*Working data*:
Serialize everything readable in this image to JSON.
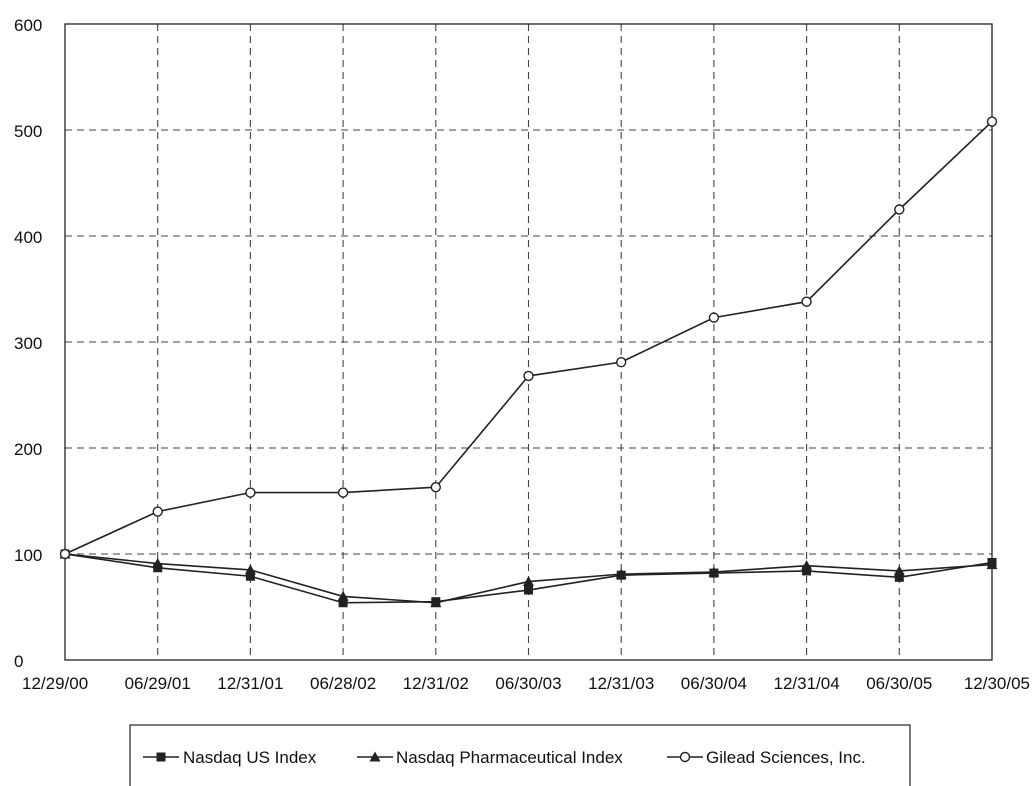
{
  "chart_data": {
    "type": "line",
    "categories": [
      "12/29/00",
      "06/29/01",
      "12/31/01",
      "06/28/02",
      "12/31/02",
      "06/30/03",
      "12/31/03",
      "06/30/04",
      "12/31/04",
      "06/30/05",
      "12/30/05"
    ],
    "y_ticks": [
      "0",
      "100",
      "200",
      "300",
      "400",
      "500",
      "600"
    ],
    "ylim": [
      0,
      600
    ],
    "grid": true,
    "legend_position": "bottom",
    "series": [
      {
        "name": "Nasdaq US Index",
        "marker": "square",
        "values": [
          100,
          87,
          79,
          54,
          55,
          66,
          80,
          82,
          84,
          78,
          92
        ]
      },
      {
        "name": "Nasdaq Pharmaceutical Index",
        "marker": "triangle",
        "values": [
          100,
          91,
          85,
          60,
          54,
          74,
          81,
          83,
          89,
          84,
          90
        ]
      },
      {
        "name": "Gilead Sciences, Inc.",
        "marker": "open-circle",
        "values": [
          100,
          140,
          158,
          158,
          163,
          268,
          281,
          323,
          338,
          425,
          508
        ]
      }
    ],
    "colors": {
      "line": "#222222",
      "grid": "#444444",
      "axis": "#222222"
    }
  }
}
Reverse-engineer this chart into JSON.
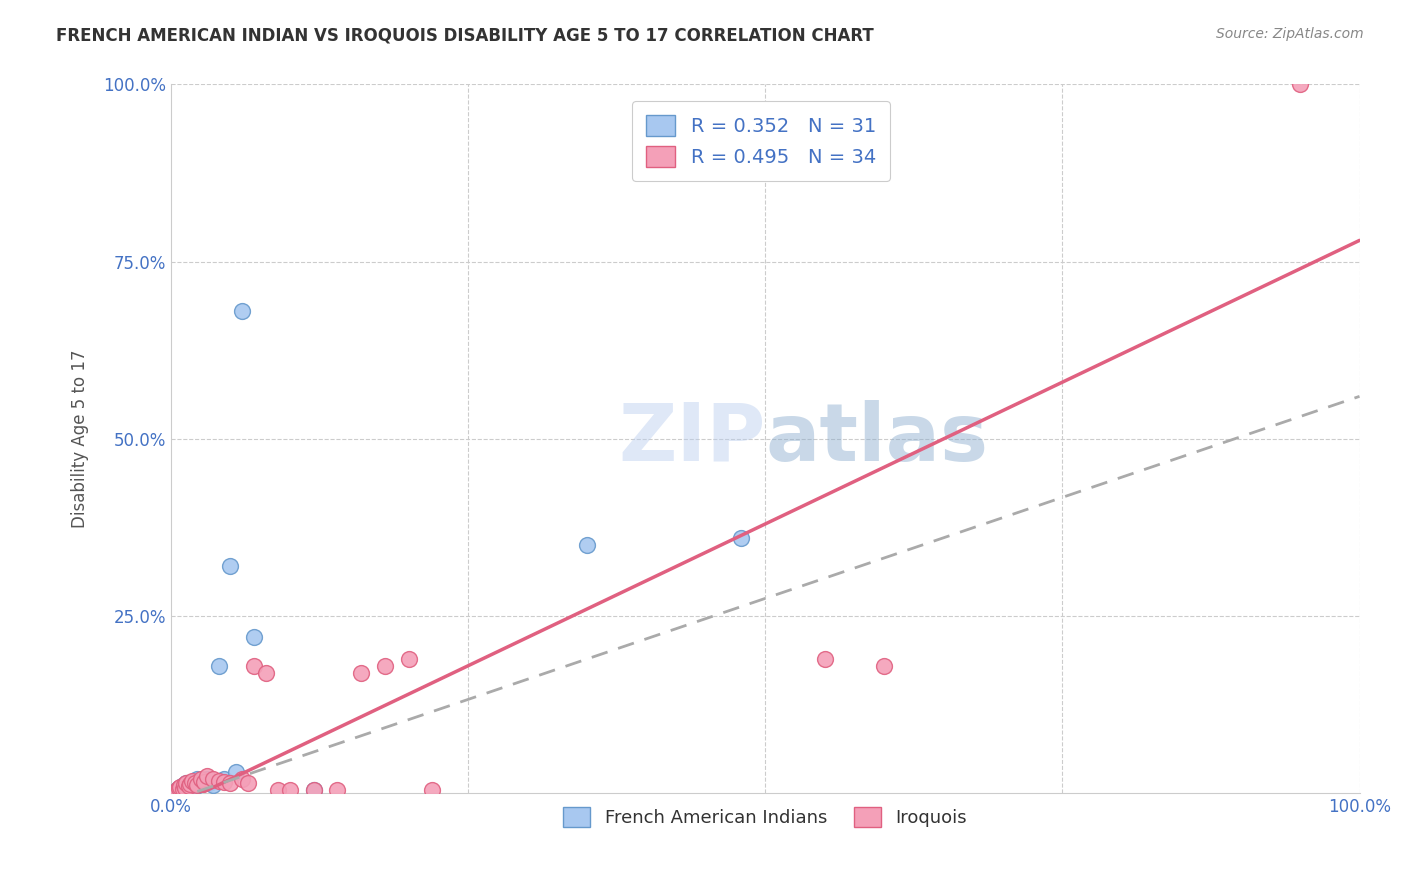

*Set problem*: Only lines with the word "JSON" are wanted, so copy each one from the records.

*Worked answer*:
Serialize everything readable in this image to JSON.
Reverse-engineer this chart into JSON.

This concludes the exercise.